▶ To be done
Transcribe the whole listing below without changing a word, but leave out every image.

[BEGIN Records]

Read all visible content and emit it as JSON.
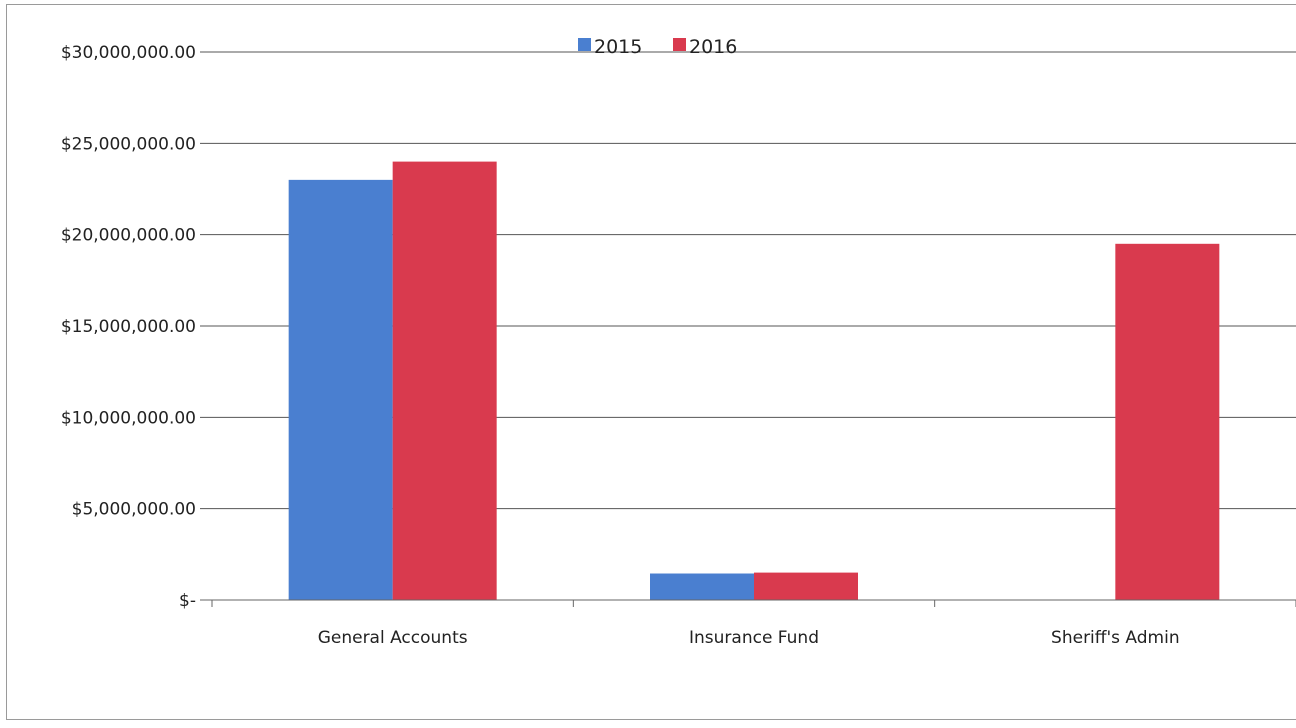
{
  "chart_data": {
    "type": "bar",
    "categories": [
      "General Accounts",
      "Insurance Fund",
      "Sheriff's Admin"
    ],
    "series": [
      {
        "name": "2015",
        "values": [
          23000000,
          1450000,
          0
        ],
        "color": "#4a7fd0"
      },
      {
        "name": "2016",
        "values": [
          24000000,
          1500000,
          19500000
        ],
        "color": "#d93a4e"
      }
    ],
    "ylim": [
      0,
      30000000
    ],
    "yticks": [
      0,
      5000000,
      10000000,
      15000000,
      20000000,
      25000000,
      30000000
    ],
    "ytick_labels": [
      "$-",
      "$5,000,000.00",
      "$10,000,000.00",
      "$15,000,000.00",
      "$20,000,000.00",
      "$25,000,000.00",
      "$30,000,000.00"
    ],
    "grid": true,
    "legend_position": "top-center",
    "title": "",
    "xlabel": "",
    "ylabel": ""
  }
}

[END Records]

▶ Written response
Read all visible content and emit it as JSON.
{
  "chart_data": {
    "type": "bar",
    "categories": [
      "General Accounts",
      "Insurance Fund",
      "Sheriff's Admin"
    ],
    "series": [
      {
        "name": "2015",
        "values": [
          23000000,
          1450000,
          0
        ],
        "color": "#4a7fd0"
      },
      {
        "name": "2016",
        "values": [
          24000000,
          1500000,
          19500000
        ],
        "color": "#d93a4e"
      }
    ],
    "ylim": [
      0,
      30000000
    ],
    "yticks": [
      0,
      5000000,
      10000000,
      15000000,
      20000000,
      25000000,
      30000000
    ],
    "ytick_labels": [
      "$-",
      "$5,000,000.00",
      "$10,000,000.00",
      "$15,000,000.00",
      "$20,000,000.00",
      "$25,000,000.00",
      "$30,000,000.00"
    ],
    "grid": true,
    "legend_position": "top-center",
    "title": "",
    "xlabel": "",
    "ylabel": ""
  }
}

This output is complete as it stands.